Exercise: Find the string "name" in the records. Copy every line it appears in.

===

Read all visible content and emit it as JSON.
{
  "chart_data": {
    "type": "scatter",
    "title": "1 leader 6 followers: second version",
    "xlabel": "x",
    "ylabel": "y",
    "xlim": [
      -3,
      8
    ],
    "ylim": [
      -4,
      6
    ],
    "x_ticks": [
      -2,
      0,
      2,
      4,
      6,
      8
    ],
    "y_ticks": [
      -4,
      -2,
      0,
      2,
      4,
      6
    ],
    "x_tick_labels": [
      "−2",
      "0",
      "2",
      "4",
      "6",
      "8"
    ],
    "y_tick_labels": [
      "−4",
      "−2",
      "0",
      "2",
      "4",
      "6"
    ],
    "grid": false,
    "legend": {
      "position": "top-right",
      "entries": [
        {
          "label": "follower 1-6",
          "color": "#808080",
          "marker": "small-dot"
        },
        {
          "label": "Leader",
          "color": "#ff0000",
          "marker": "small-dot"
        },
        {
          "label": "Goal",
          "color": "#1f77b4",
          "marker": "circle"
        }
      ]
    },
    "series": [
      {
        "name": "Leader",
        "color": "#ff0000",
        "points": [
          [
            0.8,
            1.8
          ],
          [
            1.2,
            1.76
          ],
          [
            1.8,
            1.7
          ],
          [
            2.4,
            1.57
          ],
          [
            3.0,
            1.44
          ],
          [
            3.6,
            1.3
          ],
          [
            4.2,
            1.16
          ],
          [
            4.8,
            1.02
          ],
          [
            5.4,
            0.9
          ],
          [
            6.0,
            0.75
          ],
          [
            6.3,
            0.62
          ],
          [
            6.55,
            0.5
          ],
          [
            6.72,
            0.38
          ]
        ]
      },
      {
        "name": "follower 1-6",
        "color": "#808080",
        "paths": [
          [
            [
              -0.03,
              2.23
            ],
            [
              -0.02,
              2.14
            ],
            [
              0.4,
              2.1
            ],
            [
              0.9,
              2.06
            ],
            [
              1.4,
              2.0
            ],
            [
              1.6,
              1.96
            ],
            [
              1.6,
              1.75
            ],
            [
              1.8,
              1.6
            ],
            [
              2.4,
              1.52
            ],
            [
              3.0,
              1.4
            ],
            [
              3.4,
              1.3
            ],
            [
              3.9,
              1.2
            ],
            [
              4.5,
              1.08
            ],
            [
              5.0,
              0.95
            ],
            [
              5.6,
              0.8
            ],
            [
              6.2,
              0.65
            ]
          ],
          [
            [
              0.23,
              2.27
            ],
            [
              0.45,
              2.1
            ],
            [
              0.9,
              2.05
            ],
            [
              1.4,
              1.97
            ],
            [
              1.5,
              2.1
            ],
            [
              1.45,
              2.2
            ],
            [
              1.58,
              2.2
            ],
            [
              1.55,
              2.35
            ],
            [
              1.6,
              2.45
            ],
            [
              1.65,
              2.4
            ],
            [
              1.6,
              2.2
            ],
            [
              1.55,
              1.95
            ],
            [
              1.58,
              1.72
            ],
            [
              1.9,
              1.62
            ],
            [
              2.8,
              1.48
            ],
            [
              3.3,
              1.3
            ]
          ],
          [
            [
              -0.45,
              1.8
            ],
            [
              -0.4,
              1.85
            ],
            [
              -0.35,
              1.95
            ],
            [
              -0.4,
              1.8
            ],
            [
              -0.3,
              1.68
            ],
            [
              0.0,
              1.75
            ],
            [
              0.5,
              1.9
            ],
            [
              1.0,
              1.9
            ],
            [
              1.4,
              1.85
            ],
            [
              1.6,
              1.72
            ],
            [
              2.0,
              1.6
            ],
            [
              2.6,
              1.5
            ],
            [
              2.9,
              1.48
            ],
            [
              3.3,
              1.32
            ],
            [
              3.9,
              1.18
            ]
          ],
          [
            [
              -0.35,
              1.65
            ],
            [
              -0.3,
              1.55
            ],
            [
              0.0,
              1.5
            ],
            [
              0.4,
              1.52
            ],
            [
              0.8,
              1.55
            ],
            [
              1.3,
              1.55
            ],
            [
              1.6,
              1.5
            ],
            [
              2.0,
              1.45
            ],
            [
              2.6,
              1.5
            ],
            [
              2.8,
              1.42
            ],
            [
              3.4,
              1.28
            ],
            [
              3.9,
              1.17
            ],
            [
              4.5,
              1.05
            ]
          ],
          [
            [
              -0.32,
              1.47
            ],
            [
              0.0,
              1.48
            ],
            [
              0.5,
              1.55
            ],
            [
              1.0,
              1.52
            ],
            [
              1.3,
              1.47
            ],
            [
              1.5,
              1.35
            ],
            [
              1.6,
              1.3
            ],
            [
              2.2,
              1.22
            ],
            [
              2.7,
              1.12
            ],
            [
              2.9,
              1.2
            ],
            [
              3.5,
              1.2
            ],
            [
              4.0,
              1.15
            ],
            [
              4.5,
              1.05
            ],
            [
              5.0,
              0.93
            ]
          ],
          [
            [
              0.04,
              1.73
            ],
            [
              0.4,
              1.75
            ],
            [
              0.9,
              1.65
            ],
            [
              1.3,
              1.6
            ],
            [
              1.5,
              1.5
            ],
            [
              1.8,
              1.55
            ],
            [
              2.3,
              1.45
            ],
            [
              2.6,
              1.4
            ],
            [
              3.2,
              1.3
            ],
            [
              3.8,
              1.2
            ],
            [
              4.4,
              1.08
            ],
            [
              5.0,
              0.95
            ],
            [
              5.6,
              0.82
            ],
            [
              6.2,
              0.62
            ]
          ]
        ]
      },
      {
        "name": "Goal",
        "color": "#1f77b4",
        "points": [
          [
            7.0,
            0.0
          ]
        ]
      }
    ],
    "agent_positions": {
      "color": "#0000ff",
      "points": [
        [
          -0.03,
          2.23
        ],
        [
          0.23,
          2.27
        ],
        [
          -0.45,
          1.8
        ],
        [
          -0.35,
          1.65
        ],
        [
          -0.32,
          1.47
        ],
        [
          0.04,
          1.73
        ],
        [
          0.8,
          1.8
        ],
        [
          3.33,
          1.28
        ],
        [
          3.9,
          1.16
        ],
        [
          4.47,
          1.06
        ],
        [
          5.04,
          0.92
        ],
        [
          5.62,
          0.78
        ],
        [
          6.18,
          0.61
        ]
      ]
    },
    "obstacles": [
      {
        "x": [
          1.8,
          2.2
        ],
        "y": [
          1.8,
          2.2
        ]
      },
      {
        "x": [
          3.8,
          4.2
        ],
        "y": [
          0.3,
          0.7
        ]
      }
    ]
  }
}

===

Written solution:
        "name": "Leader",
        "name": "follower 1-6",
        "name": "Goal",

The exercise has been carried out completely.